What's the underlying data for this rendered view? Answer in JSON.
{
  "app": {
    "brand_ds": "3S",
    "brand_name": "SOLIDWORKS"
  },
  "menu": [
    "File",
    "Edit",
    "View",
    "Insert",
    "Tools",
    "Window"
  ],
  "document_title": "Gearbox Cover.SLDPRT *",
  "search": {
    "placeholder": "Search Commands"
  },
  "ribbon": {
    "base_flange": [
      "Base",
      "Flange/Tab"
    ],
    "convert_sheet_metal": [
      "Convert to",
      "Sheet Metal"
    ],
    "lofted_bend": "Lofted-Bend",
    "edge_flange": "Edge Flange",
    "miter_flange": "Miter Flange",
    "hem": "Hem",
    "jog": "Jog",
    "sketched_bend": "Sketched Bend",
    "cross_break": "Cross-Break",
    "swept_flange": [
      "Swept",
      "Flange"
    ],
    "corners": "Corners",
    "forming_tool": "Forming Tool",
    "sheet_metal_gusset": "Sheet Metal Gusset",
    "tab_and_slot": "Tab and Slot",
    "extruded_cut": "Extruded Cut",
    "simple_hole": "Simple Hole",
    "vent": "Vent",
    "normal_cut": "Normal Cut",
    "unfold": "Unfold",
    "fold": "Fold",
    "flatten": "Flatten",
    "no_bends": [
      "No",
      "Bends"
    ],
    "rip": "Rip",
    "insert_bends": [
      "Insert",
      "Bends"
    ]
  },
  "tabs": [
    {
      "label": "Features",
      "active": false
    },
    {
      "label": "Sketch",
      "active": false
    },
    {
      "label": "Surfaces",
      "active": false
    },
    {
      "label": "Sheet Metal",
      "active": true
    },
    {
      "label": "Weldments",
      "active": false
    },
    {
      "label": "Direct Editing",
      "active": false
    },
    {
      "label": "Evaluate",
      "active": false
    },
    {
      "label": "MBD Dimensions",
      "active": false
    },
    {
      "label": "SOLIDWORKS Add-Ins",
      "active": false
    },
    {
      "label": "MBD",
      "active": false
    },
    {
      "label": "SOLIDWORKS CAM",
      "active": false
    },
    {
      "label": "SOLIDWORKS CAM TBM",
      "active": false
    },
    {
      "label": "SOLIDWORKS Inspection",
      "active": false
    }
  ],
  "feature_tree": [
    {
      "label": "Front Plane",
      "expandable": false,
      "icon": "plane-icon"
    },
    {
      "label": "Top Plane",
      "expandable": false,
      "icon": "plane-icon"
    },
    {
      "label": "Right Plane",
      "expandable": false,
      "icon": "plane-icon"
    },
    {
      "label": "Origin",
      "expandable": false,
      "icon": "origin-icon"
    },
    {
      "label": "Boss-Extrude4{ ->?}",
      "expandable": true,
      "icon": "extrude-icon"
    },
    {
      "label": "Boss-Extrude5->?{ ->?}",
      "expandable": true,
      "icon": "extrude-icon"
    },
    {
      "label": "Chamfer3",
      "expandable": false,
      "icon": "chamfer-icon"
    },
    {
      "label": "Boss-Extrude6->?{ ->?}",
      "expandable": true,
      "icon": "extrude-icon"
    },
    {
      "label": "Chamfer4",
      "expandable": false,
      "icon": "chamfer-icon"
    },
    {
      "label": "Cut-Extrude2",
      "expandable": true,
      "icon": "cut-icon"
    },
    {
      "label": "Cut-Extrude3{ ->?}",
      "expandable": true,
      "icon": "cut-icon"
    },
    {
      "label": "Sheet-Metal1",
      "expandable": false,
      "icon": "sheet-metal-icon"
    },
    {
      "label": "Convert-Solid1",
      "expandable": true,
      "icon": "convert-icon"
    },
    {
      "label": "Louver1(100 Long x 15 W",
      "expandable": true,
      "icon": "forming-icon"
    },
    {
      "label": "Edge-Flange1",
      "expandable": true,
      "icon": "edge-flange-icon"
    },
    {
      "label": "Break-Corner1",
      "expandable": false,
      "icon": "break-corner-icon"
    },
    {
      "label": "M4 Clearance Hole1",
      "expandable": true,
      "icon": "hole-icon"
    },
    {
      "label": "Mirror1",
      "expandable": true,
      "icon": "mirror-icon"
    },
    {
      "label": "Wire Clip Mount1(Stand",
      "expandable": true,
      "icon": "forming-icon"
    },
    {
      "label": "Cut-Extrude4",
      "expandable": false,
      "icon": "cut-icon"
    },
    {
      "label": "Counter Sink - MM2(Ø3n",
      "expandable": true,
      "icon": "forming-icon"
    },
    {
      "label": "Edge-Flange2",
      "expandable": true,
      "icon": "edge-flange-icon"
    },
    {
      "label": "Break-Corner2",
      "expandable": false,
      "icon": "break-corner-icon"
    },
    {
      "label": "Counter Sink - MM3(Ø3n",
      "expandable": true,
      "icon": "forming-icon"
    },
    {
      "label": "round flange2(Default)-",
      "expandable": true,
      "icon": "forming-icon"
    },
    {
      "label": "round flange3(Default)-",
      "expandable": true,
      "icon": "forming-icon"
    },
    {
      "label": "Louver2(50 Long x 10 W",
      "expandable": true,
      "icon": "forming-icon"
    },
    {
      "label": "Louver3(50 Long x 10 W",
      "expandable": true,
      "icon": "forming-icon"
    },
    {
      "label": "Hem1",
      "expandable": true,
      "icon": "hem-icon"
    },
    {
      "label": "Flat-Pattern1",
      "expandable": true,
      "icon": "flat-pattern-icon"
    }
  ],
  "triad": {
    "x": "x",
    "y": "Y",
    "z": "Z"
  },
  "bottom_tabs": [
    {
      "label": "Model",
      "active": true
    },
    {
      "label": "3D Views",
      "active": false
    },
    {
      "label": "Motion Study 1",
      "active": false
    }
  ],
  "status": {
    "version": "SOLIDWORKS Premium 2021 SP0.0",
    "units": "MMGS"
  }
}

(Task details): Each record should come back exactly as written.

(Solution):
What's the underlying data for this rendered view? Answer in JSON.
{
  "app": {
    "brand_ds": "3S",
    "brand_name": "SOLIDWORKS"
  },
  "menu": [
    "File",
    "Edit",
    "View",
    "Insert",
    "Tools",
    "Window"
  ],
  "document_title": "Gearbox Cover.SLDPRT *",
  "search": {
    "placeholder": "Search Commands"
  },
  "ribbon": {
    "base_flange": [
      "Base",
      "Flange/Tab"
    ],
    "convert_sheet_metal": [
      "Convert to",
      "Sheet Metal"
    ],
    "lofted_bend": "Lofted-Bend",
    "edge_flange": "Edge Flange",
    "miter_flange": "Miter Flange",
    "hem": "Hem",
    "jog": "Jog",
    "sketched_bend": "Sketched Bend",
    "cross_break": "Cross-Break",
    "swept_flange": [
      "Swept",
      "Flange"
    ],
    "corners": "Corners",
    "forming_tool": "Forming Tool",
    "sheet_metal_gusset": "Sheet Metal Gusset",
    "tab_and_slot": "Tab and Slot",
    "extruded_cut": "Extruded Cut",
    "simple_hole": "Simple Hole",
    "vent": "Vent",
    "normal_cut": "Normal Cut",
    "unfold": "Unfold",
    "fold": "Fold",
    "flatten": "Flatten",
    "no_bends": [
      "No",
      "Bends"
    ],
    "rip": "Rip",
    "insert_bends": [
      "Insert",
      "Bends"
    ]
  },
  "tabs": [
    {
      "label": "Features",
      "active": false
    },
    {
      "label": "Sketch",
      "active": false
    },
    {
      "label": "Surfaces",
      "active": false
    },
    {
      "label": "Sheet Metal",
      "active": true
    },
    {
      "label": "Weldments",
      "active": false
    },
    {
      "label": "Direct Editing",
      "active": false
    },
    {
      "label": "Evaluate",
      "active": false
    },
    {
      "label": "MBD Dimensions",
      "active": false
    },
    {
      "label": "SOLIDWORKS Add-Ins",
      "active": false
    },
    {
      "label": "MBD",
      "active": false
    },
    {
      "label": "SOLIDWORKS CAM",
      "active": false
    },
    {
      "label": "SOLIDWORKS CAM TBM",
      "active": false
    },
    {
      "label": "SOLIDWORKS Inspection",
      "active": false
    }
  ],
  "feature_tree": [
    {
      "label": "Front Plane",
      "expandable": false,
      "icon": "plane-icon"
    },
    {
      "label": "Top Plane",
      "expandable": false,
      "icon": "plane-icon"
    },
    {
      "label": "Right Plane",
      "expandable": false,
      "icon": "plane-icon"
    },
    {
      "label": "Origin",
      "expandable": false,
      "icon": "origin-icon"
    },
    {
      "label": "Boss-Extrude4{ ->?}",
      "expandable": true,
      "icon": "extrude-icon"
    },
    {
      "label": "Boss-Extrude5->?{ ->?}",
      "expandable": true,
      "icon": "extrude-icon"
    },
    {
      "label": "Chamfer3",
      "expandable": false,
      "icon": "chamfer-icon"
    },
    {
      "label": "Boss-Extrude6->?{ ->?}",
      "expandable": true,
      "icon": "extrude-icon"
    },
    {
      "label": "Chamfer4",
      "expandable": false,
      "icon": "chamfer-icon"
    },
    {
      "label": "Cut-Extrude2",
      "expandable": true,
      "icon": "cut-icon"
    },
    {
      "label": "Cut-Extrude3{ ->?}",
      "expandable": true,
      "icon": "cut-icon"
    },
    {
      "label": "Sheet-Metal1",
      "expandable": false,
      "icon": "sheet-metal-icon"
    },
    {
      "label": "Convert-Solid1",
      "expandable": true,
      "icon": "convert-icon"
    },
    {
      "label": "Louver1(100 Long x 15 W",
      "expandable": true,
      "icon": "forming-icon"
    },
    {
      "label": "Edge-Flange1",
      "expandable": true,
      "icon": "edge-flange-icon"
    },
    {
      "label": "Break-Corner1",
      "expandable": false,
      "icon": "break-corner-icon"
    },
    {
      "label": "M4 Clearance Hole1",
      "expandable": true,
      "icon": "hole-icon"
    },
    {
      "label": "Mirror1",
      "expandable": true,
      "icon": "mirror-icon"
    },
    {
      "label": "Wire Clip Mount1(Stand",
      "expandable": true,
      "icon": "forming-icon"
    },
    {
      "label": "Cut-Extrude4",
      "expandable": false,
      "icon": "cut-icon"
    },
    {
      "label": "Counter Sink - MM2(Ø3n",
      "expandable": true,
      "icon": "forming-icon"
    },
    {
      "label": "Edge-Flange2",
      "expandable": true,
      "icon": "edge-flange-icon"
    },
    {
      "label": "Break-Corner2",
      "expandable": false,
      "icon": "break-corner-icon"
    },
    {
      "label": "Counter Sink - MM3(Ø3n",
      "expandable": true,
      "icon": "forming-icon"
    },
    {
      "label": "round flange2(Default)-",
      "expandable": true,
      "icon": "forming-icon"
    },
    {
      "label": "round flange3(Default)-",
      "expandable": true,
      "icon": "forming-icon"
    },
    {
      "label": "Louver2(50 Long x 10 W",
      "expandable": true,
      "icon": "forming-icon"
    },
    {
      "label": "Louver3(50 Long x 10 W",
      "expandable": true,
      "icon": "forming-icon"
    },
    {
      "label": "Hem1",
      "expandable": true,
      "icon": "hem-icon"
    },
    {
      "label": "Flat-Pattern1",
      "expandable": true,
      "icon": "flat-pattern-icon"
    }
  ],
  "triad": {
    "x": "x",
    "y": "Y",
    "z": "Z"
  },
  "bottom_tabs": [
    {
      "label": "Model",
      "active": true
    },
    {
      "label": "3D Views",
      "active": false
    },
    {
      "label": "Motion Study 1",
      "active": false
    }
  ],
  "status": {
    "version": "SOLIDWORKS Premium 2021 SP0.0",
    "units": "MMGS"
  }
}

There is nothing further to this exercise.